* Required work: Only a number is wanted: how many lines in these records contain the word "吾当为诸君一醉"?

* Information provided:
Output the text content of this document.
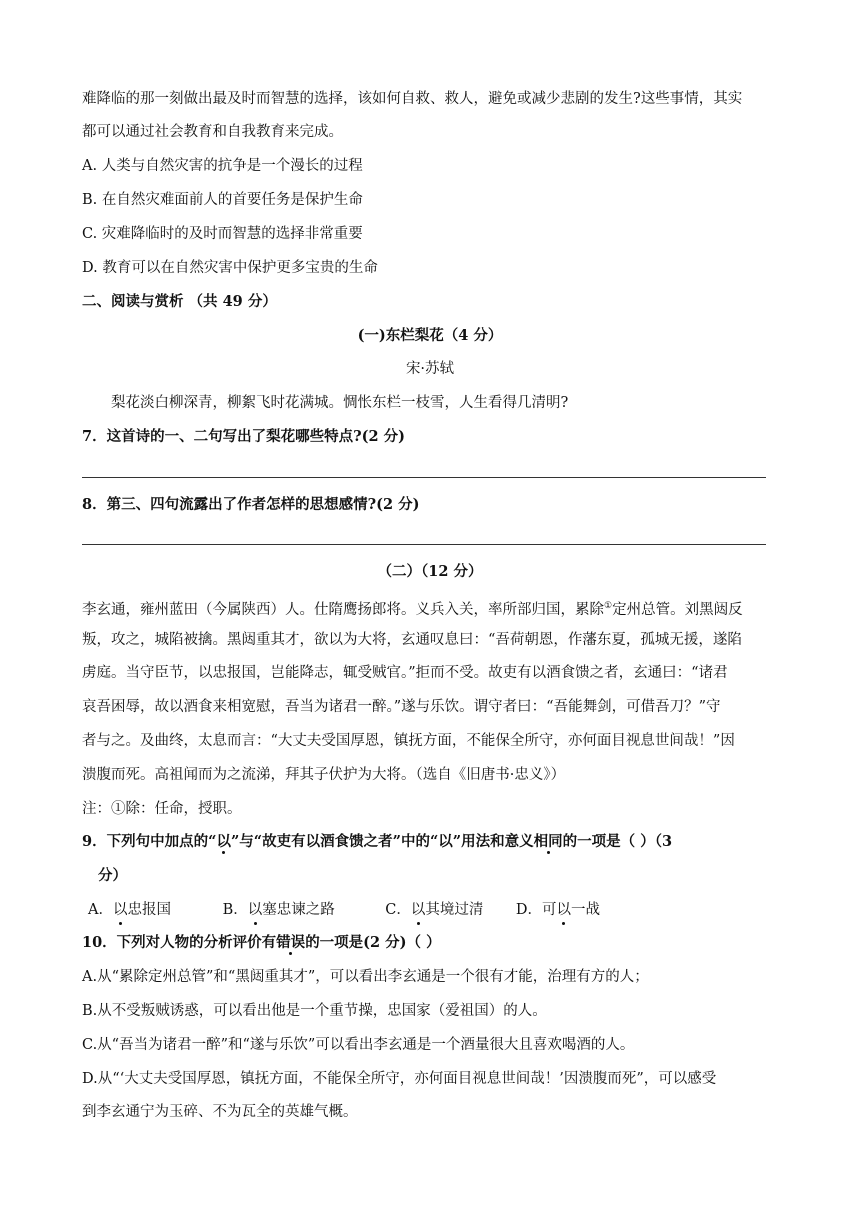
难降临的那一刻做出最及时而智慧的选择，该如何自救、救人，避免或减少悲剧的发生?这些事情，其实
都可以通过社会教育和自我教育来完成。
A. 人类与自然灾害的抗争是一个漫长的过程
B. 在自然灾难面前人的首要任务是保护生命
C. 灾难降临时的及时而智慧的选择非常重要
D. 教育可以在自然灾害中保护更多宝贵的生命
二、阅读与赏析 （共 49 分）
(一)东栏梨花（4 分）
宋·苏轼
梨花淡白柳深青，柳絮飞时花满城。惆怅东栏一枝雪，人生看得几清明?
7．这首诗的一、二句写出了梨花哪些特点?(2 分)
8．第三、四句流露出了作者怎样的思想感情?(2 分)
（二）（12 分）
李玄通，雍州蓝田（今属陕西）人。仕隋鹰扬郎将。义兵入关，率所部归国，累除①定州总管。刘黑闼反
叛，攻之，城陷被擒。黑闼重其才，欲以为大将，玄通叹息曰：“吾荷朝恩，作藩东夏，孤城无援，遂陷
虏庭。当守臣节，以忠报国，岂能降志，辄受贼官。”拒而不受。故吏有以酒食馈之者，玄通曰：“诸君
哀吾困辱，故以酒食来相宽慰，吾当为诸君一醉。”遂与乐饮。谓守者曰：“吾能舞剑，可借吾刀？”守
者与之。及曲终，太息而言：“大丈夫受国厚恩，镇抚方面，不能保全所守，亦何面目视息世间哉！”因
溃腹而死。高祖闻而为之流涕，拜其子伏护为大将。（选自《旧唐书·忠义》）
注：①除：任命，授职。
9．下列句中加点的“以”与“故吏有以酒食馈之者”中的“以”用法和意义相同的一项是（ ）（3
分）
A．以忠报国	B．以塞忠谏之路	C．以其境过清 D．可以一战
10．下列对人物的分析评价有错误的一项是(2 分)（ ）
A.从“累除定州总管”和“黑闼重其才”，可以看出李玄通是一个很有才能，治理有方的人；
B.从不受叛贼诱惑，可以看出他是一个重节操，忠国家（爱祖国）的人。
C.从“吾当为诸君一醉”和“遂与乐饮”可以看出李玄通是一个酒量很大且喜欢喝酒的人。
D.从“‘大丈夫受国厚恩，镇抚方面，不能保全所守，亦何面目视息世间哉！’因溃腹而死”，可以感受
到李玄通宁为玉碎、不为瓦全的英雄气概。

* Task solution: 2